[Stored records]
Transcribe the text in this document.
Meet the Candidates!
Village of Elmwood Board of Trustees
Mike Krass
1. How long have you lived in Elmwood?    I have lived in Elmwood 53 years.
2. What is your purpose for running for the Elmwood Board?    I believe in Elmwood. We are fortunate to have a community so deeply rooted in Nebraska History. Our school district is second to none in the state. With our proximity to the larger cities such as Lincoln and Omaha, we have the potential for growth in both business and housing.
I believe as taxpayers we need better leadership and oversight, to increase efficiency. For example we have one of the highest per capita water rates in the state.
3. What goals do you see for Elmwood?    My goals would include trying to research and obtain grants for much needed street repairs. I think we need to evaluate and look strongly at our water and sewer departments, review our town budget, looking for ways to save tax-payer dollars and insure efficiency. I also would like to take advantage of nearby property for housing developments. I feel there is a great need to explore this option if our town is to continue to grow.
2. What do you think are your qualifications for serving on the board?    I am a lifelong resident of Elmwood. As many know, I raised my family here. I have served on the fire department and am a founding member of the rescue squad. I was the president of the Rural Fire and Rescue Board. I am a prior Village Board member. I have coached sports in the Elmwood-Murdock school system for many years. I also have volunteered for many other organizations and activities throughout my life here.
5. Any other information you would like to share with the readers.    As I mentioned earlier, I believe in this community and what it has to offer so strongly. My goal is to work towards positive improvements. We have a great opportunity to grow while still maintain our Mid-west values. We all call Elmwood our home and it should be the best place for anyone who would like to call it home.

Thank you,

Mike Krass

• [PROBLEM] Repeat the data precisely, reproducing every entry.

• [SOLUTION]
Transcribe the text in this document.
Meet the Candidates!
Village of Elmwood Board of Trustees
Mike Krass
1. How long have you lived in Elmwood?    I have lived in Elmwood 53 years.
2. What is your purpose for running for the Elmwood Board?    I believe in Elmwood. We are fortunate to have a community so deeply rooted in Nebraska History. Our school district is second to none in the state. With our proximity to the larger cities such as Lincoln and Omaha, we have the potential for growth in both business and housing.
I believe as taxpayers we need better leadership and oversight, to increase efficiency. For example we have one of the highest per capita water rates in the state.
3. What goals do you see for Elmwood?    My goals would include trying to research and obtain grants for much needed street repairs. I think we need to evaluate and look strongly at our water and sewer departments, review our town budget, looking for ways to save tax-payer dollars and insure efficiency. I also would like to take advantage of nearby property for housing developments. I feel there is a great need to explore this option if our town is to continue to grow.
2. What do you think are your qualifications for serving on the board?    I am a lifelong resident of Elmwood. As many know, I raised my family here. I have served on the fire department and am a founding member of the rescue squad. I was the president of the Rural Fire and Rescue Board. I am a prior Village Board member. I have coached sports in the Elmwood-Murdock school system for many years. I also have volunteered for many other organizations and activities throughout my life here.
5. Any other information you would like to share with the readers.    As I mentioned earlier, I believe in this community and what it has to offer so strongly. My goal is to work towards positive improvements. We have a great opportunity to grow while still maintain our Mid-west values. We all call Elmwood our home and it should be the best place for anyone who would like to call it home.

Thank you,

Mike Krass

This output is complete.